(A block of data)

************

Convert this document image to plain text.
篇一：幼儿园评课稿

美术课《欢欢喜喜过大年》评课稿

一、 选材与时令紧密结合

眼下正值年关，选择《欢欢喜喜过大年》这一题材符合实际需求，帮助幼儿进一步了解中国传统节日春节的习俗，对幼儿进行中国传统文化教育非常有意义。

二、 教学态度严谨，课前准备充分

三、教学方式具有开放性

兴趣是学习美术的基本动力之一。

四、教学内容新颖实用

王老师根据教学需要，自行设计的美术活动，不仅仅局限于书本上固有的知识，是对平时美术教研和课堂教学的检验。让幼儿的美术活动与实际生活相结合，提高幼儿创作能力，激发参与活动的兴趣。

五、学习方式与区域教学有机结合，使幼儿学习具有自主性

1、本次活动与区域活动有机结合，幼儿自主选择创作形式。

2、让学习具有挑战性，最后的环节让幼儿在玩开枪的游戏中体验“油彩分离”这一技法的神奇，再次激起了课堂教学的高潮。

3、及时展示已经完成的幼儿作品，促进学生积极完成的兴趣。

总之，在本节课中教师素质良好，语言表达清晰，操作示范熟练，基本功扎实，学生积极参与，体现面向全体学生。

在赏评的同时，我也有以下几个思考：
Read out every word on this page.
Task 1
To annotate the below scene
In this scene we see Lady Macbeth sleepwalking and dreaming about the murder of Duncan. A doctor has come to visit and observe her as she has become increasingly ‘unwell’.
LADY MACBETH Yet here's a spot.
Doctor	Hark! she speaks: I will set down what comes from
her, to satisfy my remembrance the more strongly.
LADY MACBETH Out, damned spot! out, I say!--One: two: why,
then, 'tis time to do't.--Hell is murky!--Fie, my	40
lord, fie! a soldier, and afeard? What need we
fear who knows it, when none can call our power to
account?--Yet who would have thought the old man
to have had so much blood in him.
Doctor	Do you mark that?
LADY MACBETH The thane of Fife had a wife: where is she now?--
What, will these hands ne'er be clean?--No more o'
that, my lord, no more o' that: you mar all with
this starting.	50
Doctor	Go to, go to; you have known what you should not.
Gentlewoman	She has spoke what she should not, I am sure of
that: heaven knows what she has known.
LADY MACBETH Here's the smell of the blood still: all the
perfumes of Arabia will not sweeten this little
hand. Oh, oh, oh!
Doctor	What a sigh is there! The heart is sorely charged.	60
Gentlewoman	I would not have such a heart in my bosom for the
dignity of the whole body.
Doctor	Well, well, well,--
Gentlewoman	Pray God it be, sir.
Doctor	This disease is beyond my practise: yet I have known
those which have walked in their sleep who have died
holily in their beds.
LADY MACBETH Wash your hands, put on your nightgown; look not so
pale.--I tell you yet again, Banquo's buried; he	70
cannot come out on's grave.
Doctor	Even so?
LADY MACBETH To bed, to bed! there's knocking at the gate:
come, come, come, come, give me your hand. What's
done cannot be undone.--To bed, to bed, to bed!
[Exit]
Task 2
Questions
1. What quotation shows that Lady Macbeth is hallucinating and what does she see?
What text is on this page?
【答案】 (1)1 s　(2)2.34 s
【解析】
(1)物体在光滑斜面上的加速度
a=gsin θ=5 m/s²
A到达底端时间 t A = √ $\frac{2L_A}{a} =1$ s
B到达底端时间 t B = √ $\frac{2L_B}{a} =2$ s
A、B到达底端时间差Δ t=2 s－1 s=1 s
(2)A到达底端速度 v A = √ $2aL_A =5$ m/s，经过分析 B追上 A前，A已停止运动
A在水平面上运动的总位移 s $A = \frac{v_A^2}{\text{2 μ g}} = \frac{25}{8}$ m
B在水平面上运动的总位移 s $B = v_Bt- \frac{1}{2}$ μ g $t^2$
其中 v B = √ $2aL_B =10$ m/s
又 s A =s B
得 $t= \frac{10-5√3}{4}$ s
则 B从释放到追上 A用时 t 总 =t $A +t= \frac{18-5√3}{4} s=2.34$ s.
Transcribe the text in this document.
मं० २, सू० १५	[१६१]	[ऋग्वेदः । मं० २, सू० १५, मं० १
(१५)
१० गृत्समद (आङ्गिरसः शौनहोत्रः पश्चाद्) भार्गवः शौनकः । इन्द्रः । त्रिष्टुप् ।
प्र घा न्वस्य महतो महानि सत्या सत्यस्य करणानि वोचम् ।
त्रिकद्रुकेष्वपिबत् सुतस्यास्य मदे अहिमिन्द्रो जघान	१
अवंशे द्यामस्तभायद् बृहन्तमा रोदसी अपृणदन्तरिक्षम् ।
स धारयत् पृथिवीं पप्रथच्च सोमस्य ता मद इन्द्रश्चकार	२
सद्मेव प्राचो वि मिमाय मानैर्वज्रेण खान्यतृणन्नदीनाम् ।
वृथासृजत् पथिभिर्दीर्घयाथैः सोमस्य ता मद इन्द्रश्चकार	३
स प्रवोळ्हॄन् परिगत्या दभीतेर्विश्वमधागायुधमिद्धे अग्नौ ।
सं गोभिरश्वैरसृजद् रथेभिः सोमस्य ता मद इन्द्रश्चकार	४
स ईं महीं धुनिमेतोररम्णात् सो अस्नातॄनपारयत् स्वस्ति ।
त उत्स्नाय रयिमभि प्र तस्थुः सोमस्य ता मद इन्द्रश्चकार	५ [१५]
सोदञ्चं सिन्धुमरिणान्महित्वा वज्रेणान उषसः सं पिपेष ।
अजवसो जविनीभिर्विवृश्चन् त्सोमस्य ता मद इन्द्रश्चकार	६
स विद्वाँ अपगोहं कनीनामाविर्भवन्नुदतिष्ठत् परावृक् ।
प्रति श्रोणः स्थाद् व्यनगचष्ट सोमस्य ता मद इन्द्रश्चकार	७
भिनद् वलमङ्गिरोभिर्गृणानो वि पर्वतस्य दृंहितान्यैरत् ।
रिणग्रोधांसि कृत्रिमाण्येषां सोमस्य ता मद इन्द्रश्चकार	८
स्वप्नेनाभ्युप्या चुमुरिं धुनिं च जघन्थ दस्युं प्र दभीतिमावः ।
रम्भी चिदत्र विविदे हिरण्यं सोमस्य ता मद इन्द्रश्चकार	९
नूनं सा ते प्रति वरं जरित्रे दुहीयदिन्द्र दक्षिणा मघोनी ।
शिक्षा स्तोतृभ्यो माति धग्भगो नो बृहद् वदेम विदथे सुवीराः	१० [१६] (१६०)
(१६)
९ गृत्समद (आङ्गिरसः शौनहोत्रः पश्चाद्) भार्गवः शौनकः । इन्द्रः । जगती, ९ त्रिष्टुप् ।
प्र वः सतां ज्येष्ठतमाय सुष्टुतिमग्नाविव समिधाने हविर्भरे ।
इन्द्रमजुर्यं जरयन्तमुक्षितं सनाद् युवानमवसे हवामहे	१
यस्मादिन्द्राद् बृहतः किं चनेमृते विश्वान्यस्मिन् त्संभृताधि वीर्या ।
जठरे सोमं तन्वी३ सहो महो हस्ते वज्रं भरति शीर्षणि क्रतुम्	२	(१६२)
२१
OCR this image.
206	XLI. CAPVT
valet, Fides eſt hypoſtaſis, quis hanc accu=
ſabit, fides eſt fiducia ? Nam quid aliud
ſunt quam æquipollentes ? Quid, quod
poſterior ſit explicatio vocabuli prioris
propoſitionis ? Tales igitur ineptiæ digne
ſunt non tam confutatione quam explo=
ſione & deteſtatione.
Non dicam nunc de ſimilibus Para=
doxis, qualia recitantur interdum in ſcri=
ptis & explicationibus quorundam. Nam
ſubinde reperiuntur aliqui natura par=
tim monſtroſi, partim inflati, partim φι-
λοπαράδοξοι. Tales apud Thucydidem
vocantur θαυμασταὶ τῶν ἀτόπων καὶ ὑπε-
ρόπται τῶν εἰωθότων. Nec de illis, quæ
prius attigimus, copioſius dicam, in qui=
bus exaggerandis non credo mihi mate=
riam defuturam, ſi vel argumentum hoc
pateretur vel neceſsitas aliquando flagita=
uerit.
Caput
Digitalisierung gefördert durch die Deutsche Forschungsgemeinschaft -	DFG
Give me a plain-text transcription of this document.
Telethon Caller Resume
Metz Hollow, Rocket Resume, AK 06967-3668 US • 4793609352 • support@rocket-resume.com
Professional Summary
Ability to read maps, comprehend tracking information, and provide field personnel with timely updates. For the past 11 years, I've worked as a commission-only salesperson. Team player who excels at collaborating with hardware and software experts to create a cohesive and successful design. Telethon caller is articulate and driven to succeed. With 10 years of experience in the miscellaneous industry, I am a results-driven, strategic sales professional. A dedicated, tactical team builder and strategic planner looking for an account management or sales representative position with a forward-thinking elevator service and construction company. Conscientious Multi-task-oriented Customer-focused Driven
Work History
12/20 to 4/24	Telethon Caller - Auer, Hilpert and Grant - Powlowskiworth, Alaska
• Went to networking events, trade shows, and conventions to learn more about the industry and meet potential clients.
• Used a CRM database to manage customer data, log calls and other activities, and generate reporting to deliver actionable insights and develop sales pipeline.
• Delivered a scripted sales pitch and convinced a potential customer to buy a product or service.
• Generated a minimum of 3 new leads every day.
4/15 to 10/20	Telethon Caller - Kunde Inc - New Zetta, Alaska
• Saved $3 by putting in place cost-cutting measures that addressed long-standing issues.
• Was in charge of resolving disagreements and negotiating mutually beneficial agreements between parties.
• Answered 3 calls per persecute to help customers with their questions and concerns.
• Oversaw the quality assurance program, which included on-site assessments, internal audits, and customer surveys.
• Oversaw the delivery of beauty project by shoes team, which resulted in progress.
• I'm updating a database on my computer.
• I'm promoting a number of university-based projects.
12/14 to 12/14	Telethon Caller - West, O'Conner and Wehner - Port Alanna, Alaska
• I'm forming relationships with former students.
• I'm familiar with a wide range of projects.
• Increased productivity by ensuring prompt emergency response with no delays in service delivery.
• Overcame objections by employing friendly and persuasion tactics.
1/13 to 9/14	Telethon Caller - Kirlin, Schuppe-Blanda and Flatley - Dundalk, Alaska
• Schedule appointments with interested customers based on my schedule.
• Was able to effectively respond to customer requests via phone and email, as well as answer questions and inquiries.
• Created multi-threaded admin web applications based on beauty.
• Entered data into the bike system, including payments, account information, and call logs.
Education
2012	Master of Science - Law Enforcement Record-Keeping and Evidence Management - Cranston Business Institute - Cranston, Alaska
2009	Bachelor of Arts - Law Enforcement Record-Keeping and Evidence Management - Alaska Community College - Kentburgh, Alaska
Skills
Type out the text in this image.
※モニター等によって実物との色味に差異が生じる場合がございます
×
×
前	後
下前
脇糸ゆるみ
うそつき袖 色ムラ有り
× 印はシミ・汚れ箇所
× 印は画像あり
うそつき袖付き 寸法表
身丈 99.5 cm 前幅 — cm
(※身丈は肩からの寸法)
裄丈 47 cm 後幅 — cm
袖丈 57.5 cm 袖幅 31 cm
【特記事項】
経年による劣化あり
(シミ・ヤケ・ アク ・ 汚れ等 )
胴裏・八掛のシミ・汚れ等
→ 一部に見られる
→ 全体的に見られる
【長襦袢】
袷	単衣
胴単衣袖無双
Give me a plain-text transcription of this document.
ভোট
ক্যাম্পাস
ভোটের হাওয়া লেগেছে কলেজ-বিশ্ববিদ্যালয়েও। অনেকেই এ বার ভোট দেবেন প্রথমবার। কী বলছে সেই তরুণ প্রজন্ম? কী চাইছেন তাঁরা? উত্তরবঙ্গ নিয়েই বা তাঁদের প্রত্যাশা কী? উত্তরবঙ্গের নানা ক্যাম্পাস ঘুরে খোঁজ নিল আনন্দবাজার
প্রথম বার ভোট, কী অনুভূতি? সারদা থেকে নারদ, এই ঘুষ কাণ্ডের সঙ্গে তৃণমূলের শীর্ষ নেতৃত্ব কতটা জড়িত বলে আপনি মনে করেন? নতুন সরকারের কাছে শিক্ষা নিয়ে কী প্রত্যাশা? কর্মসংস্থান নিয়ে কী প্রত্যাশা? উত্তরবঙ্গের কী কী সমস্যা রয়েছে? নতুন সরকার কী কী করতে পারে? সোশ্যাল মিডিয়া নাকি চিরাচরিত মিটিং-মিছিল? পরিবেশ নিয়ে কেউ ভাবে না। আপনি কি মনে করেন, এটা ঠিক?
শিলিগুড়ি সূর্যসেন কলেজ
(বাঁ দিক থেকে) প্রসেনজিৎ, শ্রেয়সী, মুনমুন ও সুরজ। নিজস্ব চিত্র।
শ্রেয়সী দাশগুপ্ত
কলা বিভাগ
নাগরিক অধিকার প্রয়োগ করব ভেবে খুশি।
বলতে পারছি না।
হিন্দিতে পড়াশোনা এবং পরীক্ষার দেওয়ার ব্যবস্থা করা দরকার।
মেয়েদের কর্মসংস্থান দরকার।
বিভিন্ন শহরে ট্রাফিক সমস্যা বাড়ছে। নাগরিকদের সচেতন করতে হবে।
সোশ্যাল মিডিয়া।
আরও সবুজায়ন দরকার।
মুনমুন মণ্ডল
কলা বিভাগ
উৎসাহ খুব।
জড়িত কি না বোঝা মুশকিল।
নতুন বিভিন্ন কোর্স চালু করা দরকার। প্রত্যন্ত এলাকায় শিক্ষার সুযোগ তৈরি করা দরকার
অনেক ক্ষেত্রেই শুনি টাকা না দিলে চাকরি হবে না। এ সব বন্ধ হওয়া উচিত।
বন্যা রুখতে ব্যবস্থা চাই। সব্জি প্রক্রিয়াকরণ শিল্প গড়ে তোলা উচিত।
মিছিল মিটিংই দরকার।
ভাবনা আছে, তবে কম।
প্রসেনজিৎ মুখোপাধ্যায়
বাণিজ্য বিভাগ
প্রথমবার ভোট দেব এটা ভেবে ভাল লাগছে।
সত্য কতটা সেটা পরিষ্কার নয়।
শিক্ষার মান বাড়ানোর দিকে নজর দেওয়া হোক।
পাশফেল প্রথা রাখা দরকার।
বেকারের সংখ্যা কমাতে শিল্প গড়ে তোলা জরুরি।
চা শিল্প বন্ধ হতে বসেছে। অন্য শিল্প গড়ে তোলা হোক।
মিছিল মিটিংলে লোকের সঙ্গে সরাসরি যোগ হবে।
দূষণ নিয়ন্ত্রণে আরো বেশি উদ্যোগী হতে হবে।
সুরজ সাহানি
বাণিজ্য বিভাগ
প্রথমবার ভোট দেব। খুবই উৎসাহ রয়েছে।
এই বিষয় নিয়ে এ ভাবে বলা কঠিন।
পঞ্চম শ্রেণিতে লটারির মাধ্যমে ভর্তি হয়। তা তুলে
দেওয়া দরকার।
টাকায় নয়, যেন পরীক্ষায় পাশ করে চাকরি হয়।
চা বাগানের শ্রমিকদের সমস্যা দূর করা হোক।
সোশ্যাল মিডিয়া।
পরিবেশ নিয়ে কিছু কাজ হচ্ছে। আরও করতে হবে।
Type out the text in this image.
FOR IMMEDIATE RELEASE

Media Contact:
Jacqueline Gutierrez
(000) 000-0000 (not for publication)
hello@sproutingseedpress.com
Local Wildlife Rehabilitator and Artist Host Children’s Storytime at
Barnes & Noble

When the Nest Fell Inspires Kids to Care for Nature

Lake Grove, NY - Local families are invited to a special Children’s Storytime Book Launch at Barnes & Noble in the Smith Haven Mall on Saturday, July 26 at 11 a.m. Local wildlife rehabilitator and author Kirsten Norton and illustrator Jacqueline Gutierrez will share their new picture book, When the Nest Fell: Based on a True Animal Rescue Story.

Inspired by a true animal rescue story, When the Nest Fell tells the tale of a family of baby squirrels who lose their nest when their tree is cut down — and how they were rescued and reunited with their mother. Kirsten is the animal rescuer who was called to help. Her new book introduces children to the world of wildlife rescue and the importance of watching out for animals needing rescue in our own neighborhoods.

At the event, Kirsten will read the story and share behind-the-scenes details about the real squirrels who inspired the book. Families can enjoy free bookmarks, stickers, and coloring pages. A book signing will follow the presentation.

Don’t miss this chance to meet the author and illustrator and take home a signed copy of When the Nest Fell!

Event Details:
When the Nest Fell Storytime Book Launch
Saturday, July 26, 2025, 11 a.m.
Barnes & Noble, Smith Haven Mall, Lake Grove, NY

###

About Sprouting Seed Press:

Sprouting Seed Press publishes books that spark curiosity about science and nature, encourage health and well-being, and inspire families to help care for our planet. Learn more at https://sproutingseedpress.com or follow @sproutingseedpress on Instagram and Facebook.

************

**Given request**
Reply with one number only: the count of lines in the entries that contain "Tales".

**The solution**
2